## [What is needed]
Count how many lines in the material below hold the word "Wartungen"; the reply is that number alone.

————————

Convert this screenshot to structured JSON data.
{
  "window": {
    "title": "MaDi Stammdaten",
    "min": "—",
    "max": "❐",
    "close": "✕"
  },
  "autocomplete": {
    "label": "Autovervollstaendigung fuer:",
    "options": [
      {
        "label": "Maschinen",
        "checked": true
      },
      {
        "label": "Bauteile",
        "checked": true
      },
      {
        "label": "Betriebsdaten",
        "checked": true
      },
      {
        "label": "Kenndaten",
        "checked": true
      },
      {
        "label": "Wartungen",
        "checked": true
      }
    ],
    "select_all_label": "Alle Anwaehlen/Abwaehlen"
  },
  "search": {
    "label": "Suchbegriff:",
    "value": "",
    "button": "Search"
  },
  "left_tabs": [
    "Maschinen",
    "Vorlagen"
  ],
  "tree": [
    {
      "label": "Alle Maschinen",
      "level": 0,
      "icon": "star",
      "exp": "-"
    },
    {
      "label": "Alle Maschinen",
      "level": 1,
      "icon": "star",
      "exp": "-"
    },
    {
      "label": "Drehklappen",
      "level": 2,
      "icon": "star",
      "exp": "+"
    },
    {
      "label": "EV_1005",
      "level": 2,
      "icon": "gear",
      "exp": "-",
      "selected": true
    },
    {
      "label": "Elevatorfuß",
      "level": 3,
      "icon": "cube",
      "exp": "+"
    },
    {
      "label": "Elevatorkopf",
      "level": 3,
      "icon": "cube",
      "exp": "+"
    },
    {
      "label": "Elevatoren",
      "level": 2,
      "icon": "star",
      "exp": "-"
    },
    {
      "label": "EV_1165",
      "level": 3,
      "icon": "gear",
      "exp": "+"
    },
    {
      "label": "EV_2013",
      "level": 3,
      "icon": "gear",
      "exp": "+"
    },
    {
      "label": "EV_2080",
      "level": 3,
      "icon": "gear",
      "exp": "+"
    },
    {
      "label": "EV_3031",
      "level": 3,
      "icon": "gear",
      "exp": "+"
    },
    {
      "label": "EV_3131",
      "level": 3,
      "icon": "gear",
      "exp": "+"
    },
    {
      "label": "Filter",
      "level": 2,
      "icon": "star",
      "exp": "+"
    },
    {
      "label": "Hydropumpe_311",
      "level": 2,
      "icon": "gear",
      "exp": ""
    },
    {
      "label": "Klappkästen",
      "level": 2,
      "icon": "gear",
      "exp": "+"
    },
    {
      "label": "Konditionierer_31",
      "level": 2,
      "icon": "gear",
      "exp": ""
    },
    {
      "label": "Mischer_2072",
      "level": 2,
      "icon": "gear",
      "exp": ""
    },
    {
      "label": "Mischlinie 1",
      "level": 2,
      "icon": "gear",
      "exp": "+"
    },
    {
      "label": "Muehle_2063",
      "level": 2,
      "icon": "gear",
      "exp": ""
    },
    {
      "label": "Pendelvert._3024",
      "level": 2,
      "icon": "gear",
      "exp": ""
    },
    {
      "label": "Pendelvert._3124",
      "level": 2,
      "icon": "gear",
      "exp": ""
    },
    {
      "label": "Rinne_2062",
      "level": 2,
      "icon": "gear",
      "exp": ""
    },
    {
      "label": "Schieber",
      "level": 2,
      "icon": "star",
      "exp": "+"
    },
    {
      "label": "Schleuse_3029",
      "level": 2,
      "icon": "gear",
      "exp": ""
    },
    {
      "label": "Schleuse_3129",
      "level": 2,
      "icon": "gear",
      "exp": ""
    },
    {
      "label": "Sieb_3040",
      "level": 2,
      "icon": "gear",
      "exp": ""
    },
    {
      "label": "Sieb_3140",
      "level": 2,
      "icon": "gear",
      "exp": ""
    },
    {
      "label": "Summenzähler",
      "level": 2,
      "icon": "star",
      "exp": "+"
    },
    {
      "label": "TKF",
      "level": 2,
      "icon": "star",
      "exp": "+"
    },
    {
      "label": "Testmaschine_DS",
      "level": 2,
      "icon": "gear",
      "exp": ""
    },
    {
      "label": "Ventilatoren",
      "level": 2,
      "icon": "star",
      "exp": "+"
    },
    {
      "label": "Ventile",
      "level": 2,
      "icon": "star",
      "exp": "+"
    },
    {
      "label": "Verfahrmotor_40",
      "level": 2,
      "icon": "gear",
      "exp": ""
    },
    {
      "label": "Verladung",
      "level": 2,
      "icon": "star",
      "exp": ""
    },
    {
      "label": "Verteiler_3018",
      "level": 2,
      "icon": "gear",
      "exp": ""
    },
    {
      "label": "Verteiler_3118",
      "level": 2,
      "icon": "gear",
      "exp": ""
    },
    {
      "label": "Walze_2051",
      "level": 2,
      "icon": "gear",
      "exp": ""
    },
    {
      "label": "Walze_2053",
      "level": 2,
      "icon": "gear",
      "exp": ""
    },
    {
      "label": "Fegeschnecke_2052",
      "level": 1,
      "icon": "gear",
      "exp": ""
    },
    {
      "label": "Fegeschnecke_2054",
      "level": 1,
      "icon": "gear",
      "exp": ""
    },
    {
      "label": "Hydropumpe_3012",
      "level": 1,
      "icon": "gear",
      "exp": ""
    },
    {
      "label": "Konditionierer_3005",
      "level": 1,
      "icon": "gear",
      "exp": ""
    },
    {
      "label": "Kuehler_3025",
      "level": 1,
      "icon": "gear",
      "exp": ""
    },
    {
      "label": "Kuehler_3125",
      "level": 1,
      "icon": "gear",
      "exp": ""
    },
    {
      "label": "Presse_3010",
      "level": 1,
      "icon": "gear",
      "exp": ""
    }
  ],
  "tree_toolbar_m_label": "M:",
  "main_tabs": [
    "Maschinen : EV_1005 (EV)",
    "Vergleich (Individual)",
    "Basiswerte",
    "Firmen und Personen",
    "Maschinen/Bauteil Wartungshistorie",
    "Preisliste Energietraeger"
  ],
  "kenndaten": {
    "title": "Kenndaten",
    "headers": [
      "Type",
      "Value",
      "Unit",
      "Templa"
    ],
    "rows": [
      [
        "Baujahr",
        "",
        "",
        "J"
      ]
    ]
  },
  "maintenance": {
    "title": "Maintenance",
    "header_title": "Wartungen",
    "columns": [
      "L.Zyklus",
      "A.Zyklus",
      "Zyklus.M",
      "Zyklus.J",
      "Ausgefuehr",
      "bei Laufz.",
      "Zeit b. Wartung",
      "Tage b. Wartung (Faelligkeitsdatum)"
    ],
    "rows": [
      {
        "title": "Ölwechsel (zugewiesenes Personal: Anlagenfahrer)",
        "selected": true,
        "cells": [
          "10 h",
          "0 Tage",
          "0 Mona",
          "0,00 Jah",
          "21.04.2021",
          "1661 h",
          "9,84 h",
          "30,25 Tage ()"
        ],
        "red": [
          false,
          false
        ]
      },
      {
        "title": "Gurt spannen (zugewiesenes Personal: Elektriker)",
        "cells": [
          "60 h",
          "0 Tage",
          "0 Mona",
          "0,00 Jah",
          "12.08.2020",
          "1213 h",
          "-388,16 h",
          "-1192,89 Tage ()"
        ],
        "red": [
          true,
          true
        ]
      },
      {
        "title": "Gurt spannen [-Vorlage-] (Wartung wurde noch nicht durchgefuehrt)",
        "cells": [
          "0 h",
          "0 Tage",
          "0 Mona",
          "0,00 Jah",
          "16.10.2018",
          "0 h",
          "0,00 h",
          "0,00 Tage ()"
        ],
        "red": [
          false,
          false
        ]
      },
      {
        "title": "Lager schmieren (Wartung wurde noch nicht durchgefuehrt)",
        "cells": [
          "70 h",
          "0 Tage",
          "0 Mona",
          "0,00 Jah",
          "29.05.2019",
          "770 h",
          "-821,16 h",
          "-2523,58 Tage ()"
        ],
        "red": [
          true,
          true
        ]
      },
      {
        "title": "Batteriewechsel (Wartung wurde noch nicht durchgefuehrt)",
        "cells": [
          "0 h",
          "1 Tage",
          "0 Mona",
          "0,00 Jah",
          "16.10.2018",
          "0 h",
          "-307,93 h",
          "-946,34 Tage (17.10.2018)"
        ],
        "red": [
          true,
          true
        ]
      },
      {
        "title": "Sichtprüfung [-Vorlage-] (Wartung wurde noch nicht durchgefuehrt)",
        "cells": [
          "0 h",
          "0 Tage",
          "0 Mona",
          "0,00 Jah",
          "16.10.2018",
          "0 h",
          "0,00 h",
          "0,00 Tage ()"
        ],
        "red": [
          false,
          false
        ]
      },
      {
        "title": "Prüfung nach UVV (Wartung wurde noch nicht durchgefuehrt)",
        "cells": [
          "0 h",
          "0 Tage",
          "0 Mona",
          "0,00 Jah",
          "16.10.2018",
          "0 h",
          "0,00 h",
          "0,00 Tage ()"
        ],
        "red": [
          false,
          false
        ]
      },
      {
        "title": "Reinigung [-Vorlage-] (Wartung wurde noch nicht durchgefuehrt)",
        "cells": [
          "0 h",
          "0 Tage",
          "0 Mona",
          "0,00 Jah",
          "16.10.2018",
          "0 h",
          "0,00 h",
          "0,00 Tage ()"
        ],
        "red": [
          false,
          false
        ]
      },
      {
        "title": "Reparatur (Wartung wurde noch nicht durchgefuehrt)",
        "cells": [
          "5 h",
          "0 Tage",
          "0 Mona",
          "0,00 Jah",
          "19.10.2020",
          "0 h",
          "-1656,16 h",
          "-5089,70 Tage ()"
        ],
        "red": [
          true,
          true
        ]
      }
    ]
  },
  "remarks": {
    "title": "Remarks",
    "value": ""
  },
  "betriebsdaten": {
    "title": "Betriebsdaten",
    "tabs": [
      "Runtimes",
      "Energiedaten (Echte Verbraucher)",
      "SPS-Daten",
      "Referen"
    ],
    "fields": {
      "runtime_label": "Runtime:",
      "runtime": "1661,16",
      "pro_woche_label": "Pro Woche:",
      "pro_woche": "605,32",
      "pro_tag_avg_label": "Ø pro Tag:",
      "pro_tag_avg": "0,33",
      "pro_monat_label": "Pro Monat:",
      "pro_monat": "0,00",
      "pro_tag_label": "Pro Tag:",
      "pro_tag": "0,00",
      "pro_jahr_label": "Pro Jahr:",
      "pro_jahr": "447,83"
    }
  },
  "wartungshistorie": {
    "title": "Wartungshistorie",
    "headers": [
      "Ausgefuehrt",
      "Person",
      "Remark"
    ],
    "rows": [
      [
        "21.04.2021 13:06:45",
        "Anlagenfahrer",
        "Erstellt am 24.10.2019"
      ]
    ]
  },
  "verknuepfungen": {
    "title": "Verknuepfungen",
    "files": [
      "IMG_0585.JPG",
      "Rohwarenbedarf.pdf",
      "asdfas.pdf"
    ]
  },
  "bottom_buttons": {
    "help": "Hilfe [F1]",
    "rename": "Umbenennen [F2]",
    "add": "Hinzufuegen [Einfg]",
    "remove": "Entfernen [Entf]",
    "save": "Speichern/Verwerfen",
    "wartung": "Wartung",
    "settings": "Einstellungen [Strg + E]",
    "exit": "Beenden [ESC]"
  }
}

————————

## [Finished task]
2